Records about charts and figures:
--- START ---

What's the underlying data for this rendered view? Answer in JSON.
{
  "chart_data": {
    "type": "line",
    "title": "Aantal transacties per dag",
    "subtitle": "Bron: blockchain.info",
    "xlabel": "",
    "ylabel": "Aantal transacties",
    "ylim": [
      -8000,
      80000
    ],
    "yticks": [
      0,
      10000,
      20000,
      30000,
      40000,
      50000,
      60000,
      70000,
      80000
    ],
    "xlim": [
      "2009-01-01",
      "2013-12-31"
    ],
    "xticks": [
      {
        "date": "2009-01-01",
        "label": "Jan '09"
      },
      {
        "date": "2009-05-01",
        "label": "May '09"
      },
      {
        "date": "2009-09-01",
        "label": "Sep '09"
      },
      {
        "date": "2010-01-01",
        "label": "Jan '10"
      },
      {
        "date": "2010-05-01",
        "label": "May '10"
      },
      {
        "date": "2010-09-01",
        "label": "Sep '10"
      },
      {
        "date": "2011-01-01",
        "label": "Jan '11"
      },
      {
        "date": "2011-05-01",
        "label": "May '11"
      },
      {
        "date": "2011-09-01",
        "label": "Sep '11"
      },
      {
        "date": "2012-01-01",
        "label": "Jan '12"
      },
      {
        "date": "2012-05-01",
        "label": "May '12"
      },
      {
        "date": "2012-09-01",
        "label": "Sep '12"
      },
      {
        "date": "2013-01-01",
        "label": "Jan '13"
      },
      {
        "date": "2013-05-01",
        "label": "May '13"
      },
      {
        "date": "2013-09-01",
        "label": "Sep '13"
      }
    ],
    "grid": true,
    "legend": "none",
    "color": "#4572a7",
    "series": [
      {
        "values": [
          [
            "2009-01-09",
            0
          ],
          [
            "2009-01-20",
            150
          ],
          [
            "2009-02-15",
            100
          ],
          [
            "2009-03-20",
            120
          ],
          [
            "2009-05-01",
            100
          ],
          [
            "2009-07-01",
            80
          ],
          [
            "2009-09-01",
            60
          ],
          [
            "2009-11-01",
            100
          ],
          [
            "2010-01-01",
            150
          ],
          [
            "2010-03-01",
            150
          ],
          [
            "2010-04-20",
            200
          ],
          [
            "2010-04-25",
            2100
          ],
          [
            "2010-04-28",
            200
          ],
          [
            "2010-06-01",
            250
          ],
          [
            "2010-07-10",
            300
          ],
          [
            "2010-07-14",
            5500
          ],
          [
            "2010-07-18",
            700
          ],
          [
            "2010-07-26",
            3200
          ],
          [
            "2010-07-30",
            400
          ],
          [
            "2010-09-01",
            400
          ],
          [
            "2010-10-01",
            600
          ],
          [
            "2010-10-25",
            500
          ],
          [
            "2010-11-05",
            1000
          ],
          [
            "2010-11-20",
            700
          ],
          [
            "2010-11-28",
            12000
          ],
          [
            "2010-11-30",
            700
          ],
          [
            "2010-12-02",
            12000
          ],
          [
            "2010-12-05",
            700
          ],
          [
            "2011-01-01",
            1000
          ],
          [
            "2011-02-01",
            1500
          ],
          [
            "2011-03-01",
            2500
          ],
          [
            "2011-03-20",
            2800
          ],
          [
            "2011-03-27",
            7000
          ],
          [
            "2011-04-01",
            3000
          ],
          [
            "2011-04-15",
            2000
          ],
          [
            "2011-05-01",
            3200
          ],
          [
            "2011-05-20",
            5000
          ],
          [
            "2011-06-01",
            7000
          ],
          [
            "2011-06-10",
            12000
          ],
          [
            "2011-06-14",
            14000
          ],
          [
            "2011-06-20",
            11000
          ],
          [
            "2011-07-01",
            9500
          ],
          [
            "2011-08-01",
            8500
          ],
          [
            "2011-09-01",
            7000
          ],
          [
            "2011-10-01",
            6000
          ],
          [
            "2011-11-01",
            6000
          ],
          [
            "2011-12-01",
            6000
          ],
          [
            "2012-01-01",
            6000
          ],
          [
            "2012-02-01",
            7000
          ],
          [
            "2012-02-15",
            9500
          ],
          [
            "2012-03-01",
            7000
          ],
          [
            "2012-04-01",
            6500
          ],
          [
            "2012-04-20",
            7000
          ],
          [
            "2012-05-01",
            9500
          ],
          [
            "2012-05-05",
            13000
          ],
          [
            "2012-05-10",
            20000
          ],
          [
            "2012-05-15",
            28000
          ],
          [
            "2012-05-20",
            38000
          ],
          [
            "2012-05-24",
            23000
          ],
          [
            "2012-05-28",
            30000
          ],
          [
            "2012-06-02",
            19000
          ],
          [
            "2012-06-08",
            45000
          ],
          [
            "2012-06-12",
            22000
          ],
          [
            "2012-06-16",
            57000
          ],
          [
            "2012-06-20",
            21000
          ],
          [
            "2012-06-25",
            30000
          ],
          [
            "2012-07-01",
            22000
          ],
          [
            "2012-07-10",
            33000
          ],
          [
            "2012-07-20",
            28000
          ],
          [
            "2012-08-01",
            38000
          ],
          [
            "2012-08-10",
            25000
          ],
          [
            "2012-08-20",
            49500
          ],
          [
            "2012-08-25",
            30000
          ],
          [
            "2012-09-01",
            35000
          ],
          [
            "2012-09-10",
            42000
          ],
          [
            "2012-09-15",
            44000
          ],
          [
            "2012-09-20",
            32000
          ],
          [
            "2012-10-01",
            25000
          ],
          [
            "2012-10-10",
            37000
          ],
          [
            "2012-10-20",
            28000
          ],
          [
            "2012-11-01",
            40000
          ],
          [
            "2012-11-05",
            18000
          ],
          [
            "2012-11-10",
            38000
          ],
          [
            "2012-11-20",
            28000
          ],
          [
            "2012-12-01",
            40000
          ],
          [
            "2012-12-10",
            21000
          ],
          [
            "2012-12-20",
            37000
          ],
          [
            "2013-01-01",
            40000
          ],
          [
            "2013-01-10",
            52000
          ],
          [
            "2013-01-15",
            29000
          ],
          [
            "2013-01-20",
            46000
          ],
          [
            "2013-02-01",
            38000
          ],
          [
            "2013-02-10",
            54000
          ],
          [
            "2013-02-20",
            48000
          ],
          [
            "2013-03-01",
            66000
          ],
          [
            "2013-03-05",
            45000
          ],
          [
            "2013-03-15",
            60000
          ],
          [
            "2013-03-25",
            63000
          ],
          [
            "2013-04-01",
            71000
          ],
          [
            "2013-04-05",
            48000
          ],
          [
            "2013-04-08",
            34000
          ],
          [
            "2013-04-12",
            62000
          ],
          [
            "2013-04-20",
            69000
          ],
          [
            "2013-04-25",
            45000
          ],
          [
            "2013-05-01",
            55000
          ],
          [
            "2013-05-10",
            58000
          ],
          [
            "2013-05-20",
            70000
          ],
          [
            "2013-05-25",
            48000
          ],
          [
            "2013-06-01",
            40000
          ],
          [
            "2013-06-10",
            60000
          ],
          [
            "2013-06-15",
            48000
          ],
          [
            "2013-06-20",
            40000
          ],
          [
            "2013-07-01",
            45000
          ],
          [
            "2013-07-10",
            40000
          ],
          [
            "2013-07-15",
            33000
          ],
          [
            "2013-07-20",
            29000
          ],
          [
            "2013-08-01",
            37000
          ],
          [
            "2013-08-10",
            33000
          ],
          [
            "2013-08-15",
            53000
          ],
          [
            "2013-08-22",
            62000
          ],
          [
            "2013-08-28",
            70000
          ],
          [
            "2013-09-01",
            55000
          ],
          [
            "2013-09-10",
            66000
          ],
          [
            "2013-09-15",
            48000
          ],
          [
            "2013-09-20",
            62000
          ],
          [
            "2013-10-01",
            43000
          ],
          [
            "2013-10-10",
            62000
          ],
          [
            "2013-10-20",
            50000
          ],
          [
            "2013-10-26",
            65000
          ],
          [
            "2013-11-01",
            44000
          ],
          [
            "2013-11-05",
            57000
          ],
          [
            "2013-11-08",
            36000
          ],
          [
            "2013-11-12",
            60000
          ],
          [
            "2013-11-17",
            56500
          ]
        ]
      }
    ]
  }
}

--- END ---

Check every line of the data above for the string "Aantal", and copy those that have it.

ANSWER TO THE EXERCISE:
    "title": "Aantal transacties per dag",
    "ylabel": "Aantal transacties",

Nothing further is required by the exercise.